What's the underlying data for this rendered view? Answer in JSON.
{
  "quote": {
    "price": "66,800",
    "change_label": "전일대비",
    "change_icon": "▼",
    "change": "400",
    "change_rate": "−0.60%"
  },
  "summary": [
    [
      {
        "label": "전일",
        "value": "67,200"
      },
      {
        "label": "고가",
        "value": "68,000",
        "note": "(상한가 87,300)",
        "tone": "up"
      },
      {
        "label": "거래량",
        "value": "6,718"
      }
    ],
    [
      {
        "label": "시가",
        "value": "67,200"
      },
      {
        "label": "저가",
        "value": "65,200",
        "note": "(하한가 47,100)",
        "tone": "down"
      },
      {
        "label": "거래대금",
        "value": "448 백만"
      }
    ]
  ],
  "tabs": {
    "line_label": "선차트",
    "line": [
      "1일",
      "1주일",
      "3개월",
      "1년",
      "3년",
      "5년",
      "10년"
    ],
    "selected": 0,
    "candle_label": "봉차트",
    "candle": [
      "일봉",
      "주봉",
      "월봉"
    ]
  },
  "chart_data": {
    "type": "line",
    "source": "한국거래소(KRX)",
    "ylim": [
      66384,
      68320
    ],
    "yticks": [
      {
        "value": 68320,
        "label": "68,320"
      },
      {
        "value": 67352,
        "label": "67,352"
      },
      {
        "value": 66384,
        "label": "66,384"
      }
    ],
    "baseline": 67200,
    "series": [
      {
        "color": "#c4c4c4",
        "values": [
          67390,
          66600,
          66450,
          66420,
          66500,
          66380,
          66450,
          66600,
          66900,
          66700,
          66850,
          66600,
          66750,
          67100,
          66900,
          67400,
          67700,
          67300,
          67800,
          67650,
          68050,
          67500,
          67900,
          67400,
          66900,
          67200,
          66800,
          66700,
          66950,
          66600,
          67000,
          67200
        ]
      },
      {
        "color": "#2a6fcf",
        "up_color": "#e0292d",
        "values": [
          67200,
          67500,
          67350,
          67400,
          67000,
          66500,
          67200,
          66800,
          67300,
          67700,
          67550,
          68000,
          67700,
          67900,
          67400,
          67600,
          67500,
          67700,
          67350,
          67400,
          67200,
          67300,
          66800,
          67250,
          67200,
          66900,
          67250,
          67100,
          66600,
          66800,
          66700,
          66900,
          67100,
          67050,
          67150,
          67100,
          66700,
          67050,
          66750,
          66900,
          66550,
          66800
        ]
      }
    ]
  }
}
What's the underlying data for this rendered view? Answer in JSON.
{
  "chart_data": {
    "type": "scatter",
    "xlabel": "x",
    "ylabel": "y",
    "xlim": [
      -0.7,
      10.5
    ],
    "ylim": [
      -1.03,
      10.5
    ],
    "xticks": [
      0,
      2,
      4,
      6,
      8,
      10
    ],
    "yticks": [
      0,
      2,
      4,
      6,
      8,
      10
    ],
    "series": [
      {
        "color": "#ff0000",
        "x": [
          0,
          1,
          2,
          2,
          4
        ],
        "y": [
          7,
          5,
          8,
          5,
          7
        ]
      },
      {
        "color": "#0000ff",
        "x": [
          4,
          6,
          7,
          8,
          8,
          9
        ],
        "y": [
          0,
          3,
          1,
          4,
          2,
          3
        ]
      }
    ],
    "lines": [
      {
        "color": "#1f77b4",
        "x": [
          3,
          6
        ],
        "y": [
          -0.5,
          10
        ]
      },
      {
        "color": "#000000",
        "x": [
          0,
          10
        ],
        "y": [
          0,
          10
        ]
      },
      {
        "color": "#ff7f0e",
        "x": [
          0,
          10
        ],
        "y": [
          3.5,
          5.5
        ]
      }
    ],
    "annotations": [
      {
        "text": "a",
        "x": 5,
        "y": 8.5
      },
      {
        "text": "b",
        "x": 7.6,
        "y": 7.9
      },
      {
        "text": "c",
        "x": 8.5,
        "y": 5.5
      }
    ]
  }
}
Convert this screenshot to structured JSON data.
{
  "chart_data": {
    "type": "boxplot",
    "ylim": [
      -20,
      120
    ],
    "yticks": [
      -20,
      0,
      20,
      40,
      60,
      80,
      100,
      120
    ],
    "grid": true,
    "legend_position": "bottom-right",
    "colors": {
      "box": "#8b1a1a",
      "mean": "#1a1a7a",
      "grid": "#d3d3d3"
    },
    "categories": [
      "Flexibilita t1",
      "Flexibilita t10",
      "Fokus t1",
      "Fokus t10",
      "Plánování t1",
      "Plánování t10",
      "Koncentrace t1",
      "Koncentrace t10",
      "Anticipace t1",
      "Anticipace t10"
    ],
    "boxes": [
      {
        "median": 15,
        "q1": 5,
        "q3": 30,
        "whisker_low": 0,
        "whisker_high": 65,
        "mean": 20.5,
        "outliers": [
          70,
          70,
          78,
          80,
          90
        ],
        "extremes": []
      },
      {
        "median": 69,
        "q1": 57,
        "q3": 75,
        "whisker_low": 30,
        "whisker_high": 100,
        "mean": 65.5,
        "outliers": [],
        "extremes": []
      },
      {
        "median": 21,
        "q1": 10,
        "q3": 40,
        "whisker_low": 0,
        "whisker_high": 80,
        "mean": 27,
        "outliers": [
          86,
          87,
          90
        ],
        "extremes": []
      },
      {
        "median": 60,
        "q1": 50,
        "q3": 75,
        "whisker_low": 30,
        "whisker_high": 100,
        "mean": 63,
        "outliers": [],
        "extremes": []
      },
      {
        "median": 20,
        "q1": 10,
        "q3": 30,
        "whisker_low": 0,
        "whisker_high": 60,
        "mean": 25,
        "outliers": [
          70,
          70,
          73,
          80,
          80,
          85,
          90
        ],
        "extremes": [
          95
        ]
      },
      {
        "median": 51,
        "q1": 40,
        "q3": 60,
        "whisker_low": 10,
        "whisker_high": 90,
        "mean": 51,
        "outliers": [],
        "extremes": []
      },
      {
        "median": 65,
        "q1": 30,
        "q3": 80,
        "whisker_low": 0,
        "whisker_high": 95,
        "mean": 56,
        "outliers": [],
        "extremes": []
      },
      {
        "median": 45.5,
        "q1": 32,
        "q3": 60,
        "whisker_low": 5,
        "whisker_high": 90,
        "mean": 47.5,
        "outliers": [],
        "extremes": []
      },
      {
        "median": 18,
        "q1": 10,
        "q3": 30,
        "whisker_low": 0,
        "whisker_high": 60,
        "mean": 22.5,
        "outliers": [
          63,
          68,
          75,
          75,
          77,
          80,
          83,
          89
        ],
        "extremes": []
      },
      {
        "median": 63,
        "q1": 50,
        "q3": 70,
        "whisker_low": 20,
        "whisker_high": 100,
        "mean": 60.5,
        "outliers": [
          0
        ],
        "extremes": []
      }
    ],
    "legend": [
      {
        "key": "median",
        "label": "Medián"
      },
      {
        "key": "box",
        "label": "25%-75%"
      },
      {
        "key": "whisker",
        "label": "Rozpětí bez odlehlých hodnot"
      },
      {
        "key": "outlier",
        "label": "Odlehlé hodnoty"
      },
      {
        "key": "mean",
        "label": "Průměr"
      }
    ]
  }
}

=== Stated exercise ===
Provide all the records again, word for word.

=== Exercise output ===
What's the underlying data for this rendered view? Answer in JSON.
{
  "quote": {
    "price": "66,800",
    "change_label": "전일대비",
    "change_icon": "▼",
    "change": "400",
    "change_rate": "−0.60%"
  },
  "summary": [
    [
      {
        "label": "전일",
        "value": "67,200"
      },
      {
        "label": "고가",
        "value": "68,000",
        "note": "(상한가 87,300)",
        "tone": "up"
      },
      {
        "label": "거래량",
        "value": "6,718"
      }
    ],
    [
      {
        "label": "시가",
        "value": "67,200"
      },
      {
        "label": "저가",
        "value": "65,200",
        "note": "(하한가 47,100)",
        "tone": "down"
      },
      {
        "label": "거래대금",
        "value": "448 백만"
      }
    ]
  ],
  "tabs": {
    "line_label": "선차트",
    "line": [
      "1일",
      "1주일",
      "3개월",
      "1년",
      "3년",
      "5년",
      "10년"
    ],
    "selected": 0,
    "candle_label": "봉차트",
    "candle": [
      "일봉",
      "주봉",
      "월봉"
    ]
  },
  "chart_data": {
    "type": "line",
    "source": "한국거래소(KRX)",
    "ylim": [
      66384,
      68320
    ],
    "yticks": [
      {
        "value": 68320,
        "label": "68,320"
      },
      {
        "value": 67352,
        "label": "67,352"
      },
      {
        "value": 66384,
        "label": "66,384"
      }
    ],
    "baseline": 67200,
    "series": [
      {
        "color": "#c4c4c4",
        "values": [
          67390,
          66600,
          66450,
          66420,
          66500,
          66380,
          66450,
          66600,
          66900,
          66700,
          66850,
          66600,
          66750,
          67100,
          66900,
          67400,
          67700,
          67300,
          67800,
          67650,
          68050,
          67500,
          67900,
          67400,
          66900,
          67200,
          66800,
          66700,
          66950,
          66600,
          67000,
          67200
        ]
      },
      {
        "color": "#2a6fcf",
        "up_color": "#e0292d",
        "values": [
          67200,
          67500,
          67350,
          67400,
          67000,
          66500,
          67200,
          66800,
          67300,
          67700,
          67550,
          68000,
          67700,
          67900,
          67400,
          67600,
          67500,
          67700,
          67350,
          67400,
          67200,
          67300,
          66800,
          67250,
          67200,
          66900,
          67250,
          67100,
          66600,
          66800,
          66700,
          66900,
          67100,
          67050,
          67150,
          67100,
          66700,
          67050,
          66750,
          66900,
          66550,
          66800
        ]
      }
    ]
  }
}
What's the underlying data for this rendered view? Answer in JSON.
{
  "chart_data": {
    "type": "scatter",
    "xlabel": "x",
    "ylabel": "y",
    "xlim": [
      -0.7,
      10.5
    ],
    "ylim": [
      -1.03,
      10.5
    ],
    "xticks": [
      0,
      2,
      4,
      6,
      8,
      10
    ],
    "yticks": [
      0,
      2,
      4,
      6,
      8,
      10
    ],
    "series": [
      {
        "color": "#ff0000",
        "x": [
          0,
          1,
          2,
          2,
          4
        ],
        "y": [
          7,
          5,
          8,
          5,
          7
        ]
      },
      {
        "color": "#0000ff",
        "x": [
          4,
          6,
          7,
          8,
          8,
          9
        ],
        "y": [
          0,
          3,
          1,
          4,
          2,
          3
        ]
      }
    ],
    "lines": [
      {
        "color": "#1f77b4",
        "x": [
          3,
          6
        ],
        "y": [
          -0.5,
          10
        ]
      },
      {
        "color": "#000000",
        "x": [
          0,
          10
        ],
        "y": [
          0,
          10
        ]
      },
      {
        "color": "#ff7f0e",
        "x": [
          0,
          10
        ],
        "y": [
          3.5,
          5.5
        ]
      }
    ],
    "annotations": [
      {
        "text": "a",
        "x": 5,
        "y": 8.5
      },
      {
        "text": "b",
        "x": 7.6,
        "y": 7.9
      },
      {
        "text": "c",
        "x": 8.5,
        "y": 5.5
      }
    ]
  }
}
Convert this screenshot to structured JSON data.
{
  "chart_data": {
    "type": "boxplot",
    "ylim": [
      -20,
      120
    ],
    "yticks": [
      -20,
      0,
      20,
      40,
      60,
      80,
      100,
      120
    ],
    "grid": true,
    "legend_position": "bottom-right",
    "colors": {
      "box": "#8b1a1a",
      "mean": "#1a1a7a",
      "grid": "#d3d3d3"
    },
    "categories": [
      "Flexibilita t1",
      "Flexibilita t10",
      "Fokus t1",
      "Fokus t10",
      "Plánování t1",
      "Plánování t10",
      "Koncentrace t1",
      "Koncentrace t10",
      "Anticipace t1",
      "Anticipace t10"
    ],
    "boxes": [
      {
        "median": 15,
        "q1": 5,
        "q3": 30,
        "whisker_low": 0,
        "whisker_high": 65,
        "mean": 20.5,
        "outliers": [
          70,
          70,
          78,
          80,
          90
        ],
        "extremes": []
      },
      {
        "median": 69,
        "q1": 57,
        "q3": 75,
        "whisker_low": 30,
        "whisker_high": 100,
        "mean": 65.5,
        "outliers": [],
        "extremes": []
      },
      {
        "median": 21,
        "q1": 10,
        "q3": 40,
        "whisker_low": 0,
        "whisker_high": 80,
        "mean": 27,
        "outliers": [
          86,
          87,
          90
        ],
        "extremes": []
      },
      {
        "median": 60,
        "q1": 50,
        "q3": 75,
        "whisker_low": 30,
        "whisker_high": 100,
        "mean": 63,
        "outliers": [],
        "extremes": []
      },
      {
        "median": 20,
        "q1": 10,
        "q3": 30,
        "whisker_low": 0,
        "whisker_high": 60,
        "mean": 25,
        "outliers": [
          70,
          70,
          73,
          80,
          80,
          85,
          90
        ],
        "extremes": [
          95
        ]
      },
      {
        "median": 51,
        "q1": 40,
        "q3": 60,
        "whisker_low": 10,
        "whisker_high": 90,
        "mean": 51,
        "outliers": [],
        "extremes": []
      },
      {
        "median": 65,
        "q1": 30,
        "q3": 80,
        "whisker_low": 0,
        "whisker_high": 95,
        "mean": 56,
        "outliers": [],
        "extremes": []
      },
      {
        "median": 45.5,
        "q1": 32,
        "q3": 60,
        "whisker_low": 5,
        "whisker_high": 90,
        "mean": 47.5,
        "outliers": [],
        "extremes": []
      },
      {
        "median": 18,
        "q1": 10,
        "q3": 30,
        "whisker_low": 0,
        "whisker_high": 60,
        "mean": 22.5,
        "outliers": [
          63,
          68,
          75,
          75,
          77,
          80,
          83,
          89
        ],
        "extremes": []
      },
      {
        "median": 63,
        "q1": 50,
        "q3": 70,
        "whisker_low": 20,
        "whisker_high": 100,
        "mean": 60.5,
        "outliers": [
          0
        ],
        "extremes": []
      }
    ],
    "legend": [
      {
        "key": "median",
        "label": "Medián"
      },
      {
        "key": "box",
        "label": "25%-75%"
      },
      {
        "key": "whisker",
        "label": "Rozpětí bez odlehlých hodnot"
      },
      {
        "key": "outlier",
        "label": "Odlehlé hodnoty"
      },
      {
        "key": "mean",
        "label": "Průměr"
      }
    ]
  }
}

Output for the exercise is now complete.